What you have to do: Please list every extra that the Walkabout Blu-ray review says the disc includes.

Document excerpt:

......

Walkabout – Blu-Ray Review

Walkabout was Nicolas Roeg’s first solo film as a director after sharing the directing duties on lysergic gangster film Performance with Donald Cammell, which famously starred Mick Jagger and Anita Pallenberg. It would also end up being the last film he would be the cinematographer on: he made his name as a cinematographer on many key films of the ’60s, such as The Masque of the Red DeathFahrenheit 451Far from the Madding Crowd and Petulia. In his next act, Roeg would become probably the best British director of the ’70s, with the run that starts with Performance (although that was shot in ’68 though), WalkaboutDon’t Look Now and The Man Who Fell to Earth. He would go on to make some very memorable films in the ’80s, like Bad Timing and Eureka, but while these were fascinating films in their own right, they are not quite up the four masterpieces he made in the ’70s.

Roeg was keen to adapt the James Vance Marshall source novel for many years, but never could get a script he liked until Edward Bond, who is an extremely controversial playwright, wrote a puny 14-page treatment. Even the finished script ended up being just 65 pages. It’s an incredibly simple story about these two English siblings—Peter (Luc Roeg) and Mary (Jenny Agutter)—who get stranded in the Australian outback when their father has a mental breakdown and commits suicide. The rest of the film is what happens to them when they try to survive out there, and the clash of cultures when they stumble onto a Aboriginal boy (David Gulpilil) who is on his walkabout—the Aborigine rite of passage for boys where they live in the wilderness for up to six months before being seen by their community as men. 

The film is typical of Roeg in that it has a very fractured, cut-up editing style (which I think came out of him reading William Burroughs a bit). It’s a very violent film, with a nude scene that has been seen as controversial at times. It made stars of Agutter and Gulipilil (even though his name was misspelled in the credits). There’s been a debate over whether it counts as an “Australian” film due to the English cast, director and funding. It was not a successful film in Australia, in any case.

Walkabout is one of the great Roeg movies, showing what he could do at the height of his powers. It’s beautifully filmed, a simple story with complex themes for a movie that in some ways is a kids’ film (albeit a messed-up one)—it was downgraded to a PG in the US on appeal. It was also one of the first films to go exploring the Aborigine concept of Dreamtime before films like Picnic at Hanging Rock and The Last Wave, and remains respectful of Aboriginal culture, something that was rare in 1971, when it came out. If you haven’t seen it before it a must but a lot of replay value due to how much is going on visually. It’s also that rare film that’s better than the book.

The disc includes a copy of the book, a copy of the first-draft script, another book containing essays on the film, a commentary by Luc Roeg and critic David Thomson, and interviews with producer Si Litvinoff, Luc Roeg and Jenny Agutter. There’s also a 2011 BFI Q&A with both Roegs and Agutter, and an old introduction by Nicolas Roeg. This disc is a good UK equivalent for the Criterion release that came out ten years ago in the US.

......

Source records:
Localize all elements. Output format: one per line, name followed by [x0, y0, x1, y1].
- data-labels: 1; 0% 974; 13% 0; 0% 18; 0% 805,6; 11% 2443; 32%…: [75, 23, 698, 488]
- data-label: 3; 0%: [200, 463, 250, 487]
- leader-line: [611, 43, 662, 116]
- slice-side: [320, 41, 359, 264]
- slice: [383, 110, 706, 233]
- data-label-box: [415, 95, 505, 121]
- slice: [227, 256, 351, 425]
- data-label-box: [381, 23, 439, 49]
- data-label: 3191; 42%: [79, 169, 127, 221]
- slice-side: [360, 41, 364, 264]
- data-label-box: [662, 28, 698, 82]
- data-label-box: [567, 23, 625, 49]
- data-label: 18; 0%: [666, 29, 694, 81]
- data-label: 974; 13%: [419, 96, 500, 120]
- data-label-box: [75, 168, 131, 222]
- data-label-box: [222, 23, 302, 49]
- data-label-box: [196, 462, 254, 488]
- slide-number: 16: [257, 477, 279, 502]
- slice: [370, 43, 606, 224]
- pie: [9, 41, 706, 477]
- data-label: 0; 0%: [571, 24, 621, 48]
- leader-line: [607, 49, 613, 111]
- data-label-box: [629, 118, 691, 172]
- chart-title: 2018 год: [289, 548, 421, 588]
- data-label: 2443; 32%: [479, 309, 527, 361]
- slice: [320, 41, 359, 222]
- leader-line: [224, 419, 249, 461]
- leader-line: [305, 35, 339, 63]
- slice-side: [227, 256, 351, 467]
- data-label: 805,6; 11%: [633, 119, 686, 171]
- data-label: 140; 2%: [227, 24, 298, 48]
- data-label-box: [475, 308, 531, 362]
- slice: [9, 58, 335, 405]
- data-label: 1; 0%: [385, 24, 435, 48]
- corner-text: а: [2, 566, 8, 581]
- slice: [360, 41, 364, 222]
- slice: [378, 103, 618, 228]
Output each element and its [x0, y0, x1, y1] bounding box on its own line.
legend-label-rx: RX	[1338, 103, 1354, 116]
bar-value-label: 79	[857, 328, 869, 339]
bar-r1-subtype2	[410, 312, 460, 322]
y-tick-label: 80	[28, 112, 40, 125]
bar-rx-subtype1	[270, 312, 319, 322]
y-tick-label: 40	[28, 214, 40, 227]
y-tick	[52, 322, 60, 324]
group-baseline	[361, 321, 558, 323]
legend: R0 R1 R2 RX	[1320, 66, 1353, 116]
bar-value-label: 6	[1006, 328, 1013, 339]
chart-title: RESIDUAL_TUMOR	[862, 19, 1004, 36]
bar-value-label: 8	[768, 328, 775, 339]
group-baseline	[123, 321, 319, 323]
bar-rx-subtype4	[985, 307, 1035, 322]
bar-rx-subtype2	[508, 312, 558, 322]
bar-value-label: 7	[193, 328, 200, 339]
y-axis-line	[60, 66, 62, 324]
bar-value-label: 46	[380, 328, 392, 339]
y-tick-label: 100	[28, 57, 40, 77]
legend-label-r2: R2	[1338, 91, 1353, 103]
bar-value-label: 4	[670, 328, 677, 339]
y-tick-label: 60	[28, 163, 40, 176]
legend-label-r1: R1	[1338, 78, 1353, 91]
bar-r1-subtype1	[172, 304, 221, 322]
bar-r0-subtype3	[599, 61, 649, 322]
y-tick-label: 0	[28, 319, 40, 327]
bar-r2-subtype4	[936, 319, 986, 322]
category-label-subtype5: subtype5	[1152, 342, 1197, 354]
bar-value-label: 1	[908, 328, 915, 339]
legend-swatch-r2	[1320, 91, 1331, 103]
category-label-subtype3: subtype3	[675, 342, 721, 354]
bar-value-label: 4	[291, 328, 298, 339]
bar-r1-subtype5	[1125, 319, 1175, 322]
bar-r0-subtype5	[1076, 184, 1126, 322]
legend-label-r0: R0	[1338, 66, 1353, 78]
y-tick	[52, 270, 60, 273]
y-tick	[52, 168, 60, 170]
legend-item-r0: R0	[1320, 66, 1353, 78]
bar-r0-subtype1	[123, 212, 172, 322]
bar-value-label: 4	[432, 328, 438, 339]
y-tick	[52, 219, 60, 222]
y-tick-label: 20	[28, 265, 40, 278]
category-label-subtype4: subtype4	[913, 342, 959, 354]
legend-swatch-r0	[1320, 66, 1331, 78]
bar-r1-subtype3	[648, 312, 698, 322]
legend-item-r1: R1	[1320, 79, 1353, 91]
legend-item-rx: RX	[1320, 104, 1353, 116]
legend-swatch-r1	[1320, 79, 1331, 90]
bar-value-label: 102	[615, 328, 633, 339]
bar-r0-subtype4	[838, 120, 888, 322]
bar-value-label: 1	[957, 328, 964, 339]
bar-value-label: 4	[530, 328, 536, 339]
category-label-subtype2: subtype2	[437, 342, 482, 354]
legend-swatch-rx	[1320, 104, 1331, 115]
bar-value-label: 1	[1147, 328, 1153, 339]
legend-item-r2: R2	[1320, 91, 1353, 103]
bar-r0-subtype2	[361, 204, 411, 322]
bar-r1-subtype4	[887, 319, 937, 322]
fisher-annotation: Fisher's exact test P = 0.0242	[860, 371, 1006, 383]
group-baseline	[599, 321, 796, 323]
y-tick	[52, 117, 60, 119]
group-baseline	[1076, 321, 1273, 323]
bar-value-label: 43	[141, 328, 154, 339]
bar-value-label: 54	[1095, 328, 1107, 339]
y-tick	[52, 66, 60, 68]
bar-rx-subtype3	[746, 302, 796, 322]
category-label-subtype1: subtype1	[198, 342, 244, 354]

......

Exercise solution:
- A copy of the book
- A copy of the first-draft script
- Another book containing essays on the film
- A commentary by Luc Roeg and critic David Thomson
- Interviews with producer Si Litvinoff, Luc Roeg and Jenny Agutter
- A 2011 BFI Q&A with both Roegs and Agutter
- An old introduction by Nicolas Roeg